TASK MATERIAL.
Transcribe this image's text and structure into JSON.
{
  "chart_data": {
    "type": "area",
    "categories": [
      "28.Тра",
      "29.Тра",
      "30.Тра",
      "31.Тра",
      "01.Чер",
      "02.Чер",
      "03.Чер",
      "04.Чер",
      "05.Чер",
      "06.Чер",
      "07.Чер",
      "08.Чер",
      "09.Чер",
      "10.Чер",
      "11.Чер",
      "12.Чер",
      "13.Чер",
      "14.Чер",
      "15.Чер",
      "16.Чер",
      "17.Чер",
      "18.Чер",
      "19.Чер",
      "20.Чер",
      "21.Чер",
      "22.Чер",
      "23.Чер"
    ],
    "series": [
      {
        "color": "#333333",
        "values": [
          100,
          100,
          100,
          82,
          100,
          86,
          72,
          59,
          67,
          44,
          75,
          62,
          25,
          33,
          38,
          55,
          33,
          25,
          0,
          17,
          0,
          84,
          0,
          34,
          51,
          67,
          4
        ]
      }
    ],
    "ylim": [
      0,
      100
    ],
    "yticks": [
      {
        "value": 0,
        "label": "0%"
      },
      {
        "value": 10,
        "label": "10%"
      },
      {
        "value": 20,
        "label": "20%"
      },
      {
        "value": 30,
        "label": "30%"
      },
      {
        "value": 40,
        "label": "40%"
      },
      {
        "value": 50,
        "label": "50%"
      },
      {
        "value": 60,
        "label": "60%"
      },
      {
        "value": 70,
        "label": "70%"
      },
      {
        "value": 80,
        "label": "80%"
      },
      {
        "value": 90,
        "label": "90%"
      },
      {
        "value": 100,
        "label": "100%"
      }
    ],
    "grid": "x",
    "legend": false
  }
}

DIRECTIVE.
The records above should be repeated in full, exactly as given.

THE COMPLETED TASK.
Transcribe this image's text and structure into JSON.
{
  "chart_data": {
    "type": "area",
    "categories": [
      "28.Тра",
      "29.Тра",
      "30.Тра",
      "31.Тра",
      "01.Чер",
      "02.Чер",
      "03.Чер",
      "04.Чер",
      "05.Чер",
      "06.Чер",
      "07.Чер",
      "08.Чер",
      "09.Чер",
      "10.Чер",
      "11.Чер",
      "12.Чер",
      "13.Чер",
      "14.Чер",
      "15.Чер",
      "16.Чер",
      "17.Чер",
      "18.Чер",
      "19.Чер",
      "20.Чер",
      "21.Чер",
      "22.Чер",
      "23.Чер"
    ],
    "series": [
      {
        "color": "#333333",
        "values": [
          100,
          100,
          100,
          82,
          100,
          86,
          72,
          59,
          67,
          44,
          75,
          62,
          25,
          33,
          38,
          55,
          33,
          25,
          0,
          17,
          0,
          84,
          0,
          34,
          51,
          67,
          4
        ]
      }
    ],
    "ylim": [
      0,
      100
    ],
    "yticks": [
      {
        "value": 0,
        "label": "0%"
      },
      {
        "value": 10,
        "label": "10%"
      },
      {
        "value": 20,
        "label": "20%"
      },
      {
        "value": 30,
        "label": "30%"
      },
      {
        "value": 40,
        "label": "40%"
      },
      {
        "value": 50,
        "label": "50%"
      },
      {
        "value": 60,
        "label": "60%"
      },
      {
        "value": 70,
        "label": "70%"
      },
      {
        "value": 80,
        "label": "80%"
      },
      {
        "value": 90,
        "label": "90%"
      },
      {
        "value": 100,
        "label": "100%"
      }
    ],
    "grid": "x",
    "legend": false
  }
}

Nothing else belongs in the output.